Work required
From the entries below, say how many lines carry the word "this", and give nothing but the number.

Records shown
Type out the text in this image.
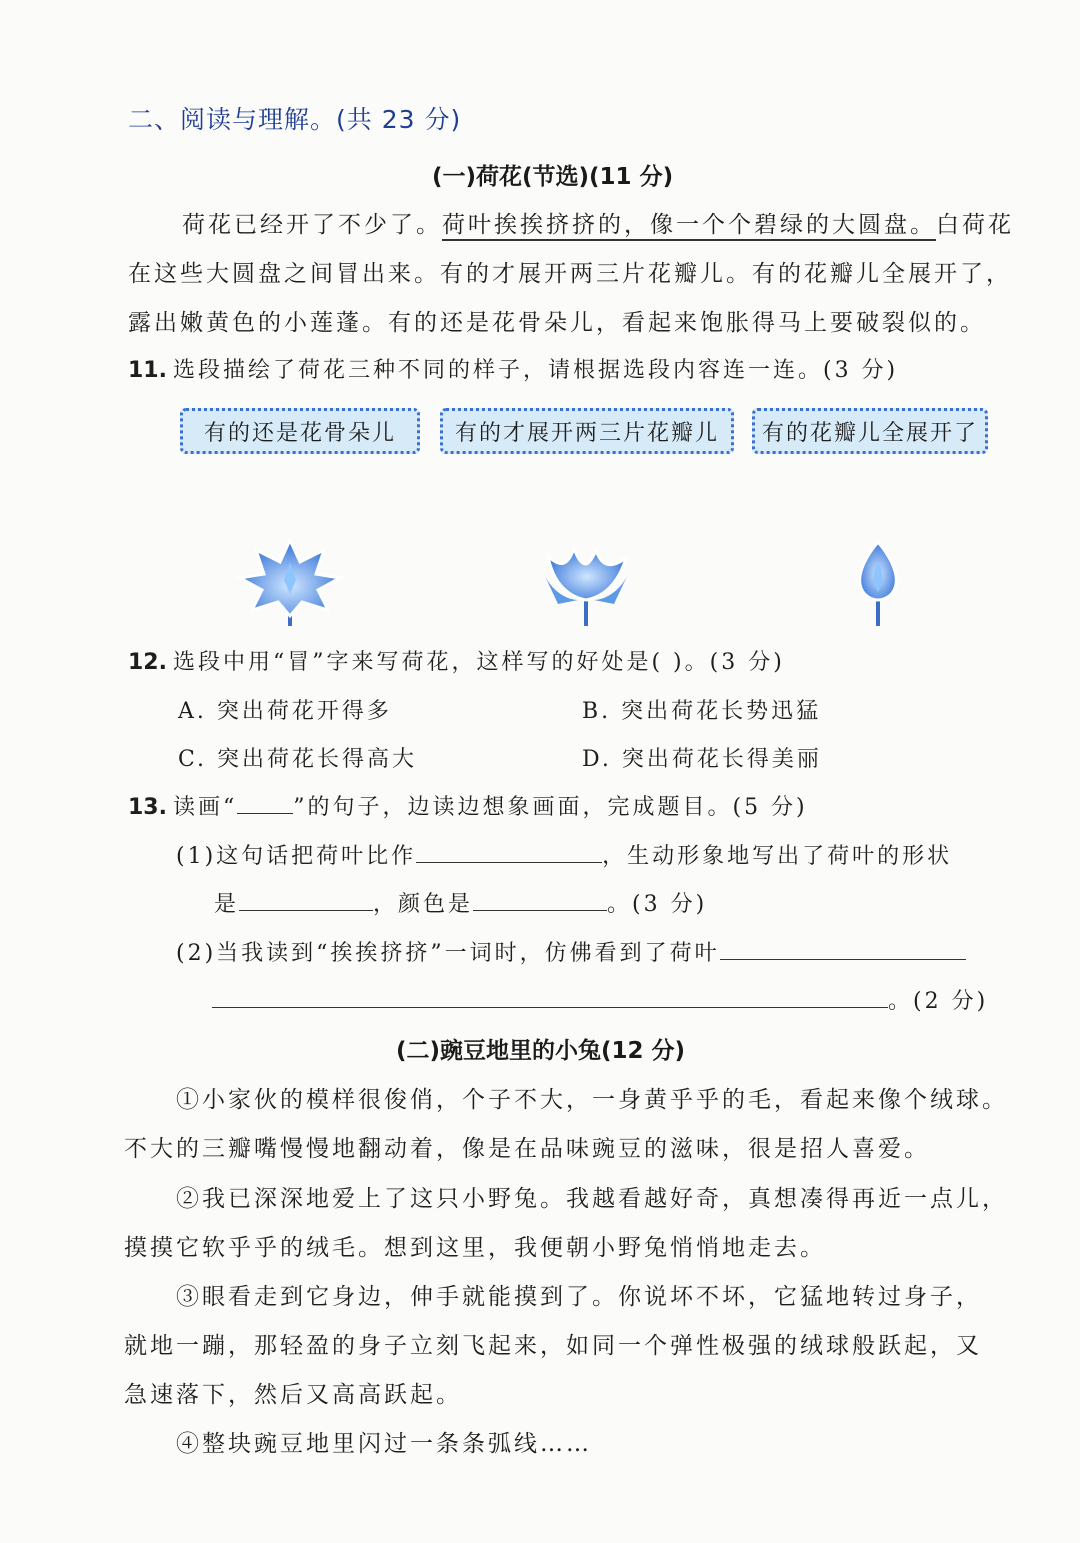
二、阅读与理解。(共 23 分)
(一)荷花(节选)(11 分)
荷花已经开了不少了。荷叶挨挨挤挤的，像一个个碧绿的大圆盘。白荷花
在这些大圆盘之间冒出来。有的才展开两三片花瓣儿。有的花瓣儿全展开了，
露出嫩黄色的小莲蓬。有的还是花骨朵儿，看起来饱胀得马上要破裂似的。
11. 选段描绘了荷花三种不同的样子，请根据选段内容连一连。(3 分)
有的还是花骨朵儿	有的才展开两三片花瓣儿	有的花瓣儿全展开了
12. 选段中用“冒”字来写荷花，这样写的好处是( )。(3 分)
A. 突出荷花开得多	B. 突出荷花长势迅猛
C. 突出荷花长得高大	D. 突出荷花长得美丽
13. 读画“	”的句子，边读边想象画面，完成题目。(5 分)
(1)这句话把荷叶比作	，生动形象地写出了荷叶的形状
是	，颜色是	。(3 分)
(2)当我读到“挨挨挤挤”一词时，仿佛看到了荷叶
。(2 分)
(二)豌豆地里的小兔(12 分)
①小家伙的模样很俊俏，个子不大，一身黄乎乎的毛，看起来像个绒球。
不大的三瓣嘴慢慢地翻动着，像是在品味豌豆的滋味，很是招人喜爱。
②我已深深地爱上了这只小野兔。我越看越好奇，真想凑得再近一点儿，
摸摸它软乎乎的绒毛。想到这里，我便朝小野兔悄悄地走去。
③眼看走到它身边，伸手就能摸到了。你说坏不坏，它猛地转过身子，
就地一蹦，那轻盈的身子立刻飞起来，如同一个弹性极强的绒球般跃起，又
急速落下，然后又高高跃起。
④整块豌豆地里闪过一条条弧线……
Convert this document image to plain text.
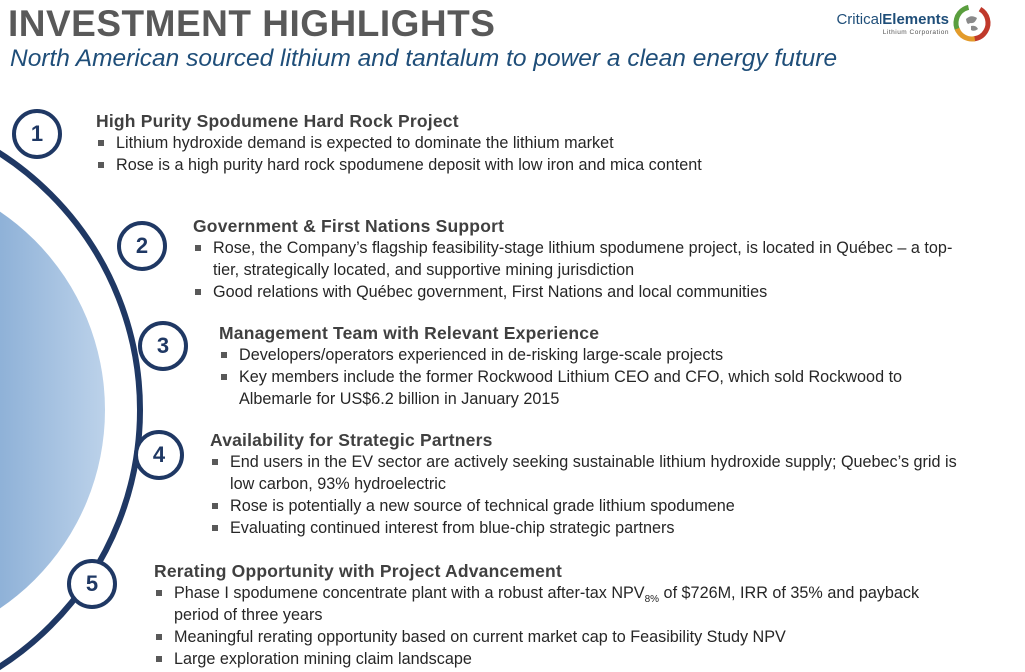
INVESTMENT HIGHLIGHTS
North American sourced lithium and tantalum to power a clean energy future
CriticalElements
Lithium Corporation
1
2
3
4
5
High Purity Spodumene Hard Rock Project
Lithium hydroxide demand is expected to dominate the lithium market
Rose is a high purity hard rock spodumene deposit with low iron and mica content
Government & First Nations Support
Rose, the Company’s flagship feasibility-stage lithium spodumene project, is located in Québec – a top-
tier, strategically located, and supportive mining jurisdiction
Good relations with Québec government, First Nations and local communities
Management Team with Relevant Experience
Developers/operators experienced in de-risking large-scale projects
Key members include the former Rockwood Lithium CEO and CFO, which sold Rockwood to
Albemarle for US$6.2 billion in January 2015
Availability for Strategic Partners
End users in the EV sector are actively seeking sustainable lithium hydroxide supply; Quebec’s grid is
low carbon, 93% hydroelectric
Rose is potentially a new source of technical grade lithium spodumene
Evaluating continued interest from blue-chip strategic partners
Rerating Opportunity with Project Advancement
Phase I spodumene concentrate plant with a robust after-tax $NPV_{8\%}$ of $726M, IRR of 35% and payback
period of three years
Meaningful rerating opportunity based on current market cap to Feasibility Study NPV
Large exploration mining claim landscape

Exercise result
2